(What is asked)
Skip the pictures. Transcribe the rest of the data below without changing a word.

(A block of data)
## begin

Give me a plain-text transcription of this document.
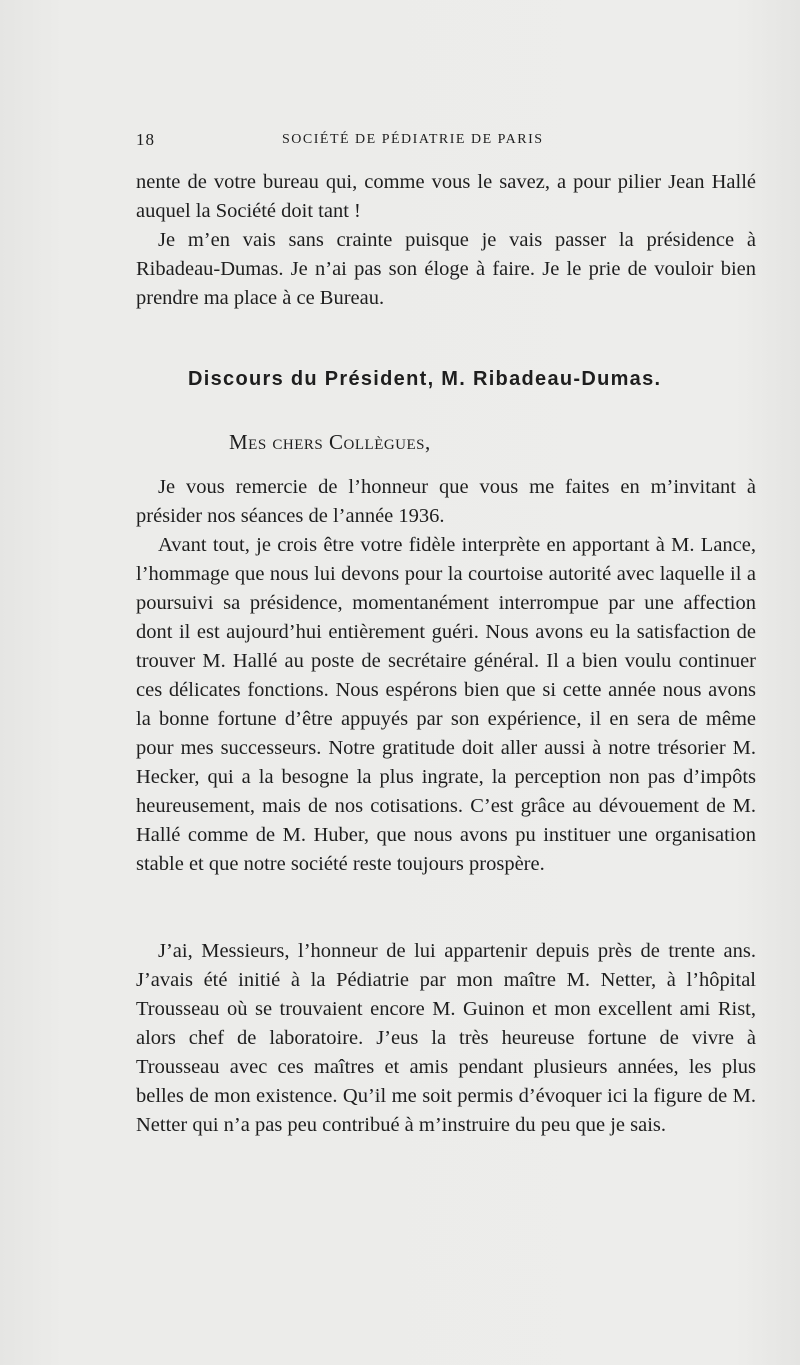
18	SOCIÉTÉ DE PÉDIATRIE DE PARIS

nente de votre bureau qui, comme vous le savez, a pour pilier Jean Hallé auquel la Société doit tant !

Je m’en vais sans crainte puisque je vais passer la présidence à Ribadeau-Dumas. Je n’ai pas son éloge à faire. Je le prie de vouloir bien prendre ma place à ce Bureau.

Discours du Président, M. Ribadeau-Dumas.
Mes chers Collègues,

Je vous remercie de l’honneur que vous me faites en m’invitant à présider nos séances de l’année 1936.

Avant tout, je crois être votre fidèle interprète en apportant à M. Lance, l’hommage que nous lui devons pour la courtoise autorité avec laquelle il a poursuivi sa présidence, momentanément interrompue par une affection dont il est aujourd’hui entièrement guéri. Nous avons eu la satisfaction de trouver M. Hallé au poste de secrétaire général. Il a bien voulu continuer ces délicates fonctions. Nous espérons bien que si cette année nous avons la bonne fortune d’être appuyés par son expérience, il en sera de même pour mes successeurs. Notre gratitude doit aller aussi à notre trésorier M. Hecker, qui a la besogne la plus ingrate, la perception non pas d’impôts heureusement, mais de nos cotisations. C’est grâce au dévouement de M. Hallé comme de M. Huber, que nous avons pu instituer une organisation stable et que notre société reste toujours prospère.

J’ai, Messieurs, l’honneur de lui appartenir depuis près de trente ans. J’avais été initié à la Pédiatrie par mon maître M. Netter, à l’hôpital Trousseau où se trouvaient encore M. Guinon et mon excellent ami Rist, alors chef de laboratoire. J’eus la très heureuse fortune de vivre à Trousseau avec ces maîtres et amis pendant plusieurs années, les plus belles de mon existence. Qu’il me soit permis d’évoquer ici la figure de M. Netter qui n’a pas peu contribué à m’instruire du peu que je sais.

## end

(Final result)
Give me a plain-text transcription of this document.
18	SOCIÉTÉ DE PÉDIATRIE DE PARIS

nente de votre bureau qui, comme vous le savez, a pour pilier Jean Hallé auquel la Société doit tant !

Je m’en vais sans crainte puisque je vais passer la présidence à Ribadeau-Dumas. Je n’ai pas son éloge à faire. Je le prie de vouloir bien prendre ma place à ce Bureau.

Discours du Président, M. Ribadeau-Dumas.
Mes chers Collègues,

Je vous remercie de l’honneur que vous me faites en m’invitant à présider nos séances de l’année 1936.

Avant tout, je crois être votre fidèle interprète en apportant à M. Lance, l’hommage que nous lui devons pour la courtoise autorité avec laquelle il a poursuivi sa présidence, momentanément interrompue par une affection dont il est aujourd’hui entièrement guéri. Nous avons eu la satisfaction de trouver M. Hallé au poste de secrétaire général. Il a bien voulu continuer ces délicates fonctions. Nous espérons bien que si cette année nous avons la bonne fortune d’être appuyés par son expérience, il en sera de même pour mes successeurs. Notre gratitude doit aller aussi à notre trésorier M. Hecker, qui a la besogne la plus ingrate, la perception non pas d’impôts heureusement, mais de nos cotisations. C’est grâce au dévouement de M. Hallé comme de M. Huber, que nous avons pu instituer une organisation stable et que notre société reste toujours prospère.

J’ai, Messieurs, l’honneur de lui appartenir depuis près de trente ans. J’avais été initié à la Pédiatrie par mon maître M. Netter, à l’hôpital Trousseau où se trouvaient encore M. Guinon et mon excellent ami Rist, alors chef de laboratoire. J’eus la très heureuse fortune de vivre à Trousseau avec ces maîtres et amis pendant plusieurs années, les plus belles de mon existence. Qu’il me soit permis d’évoquer ici la figure de M. Netter qui n’a pas peu contribué à m’instruire du peu que je sais.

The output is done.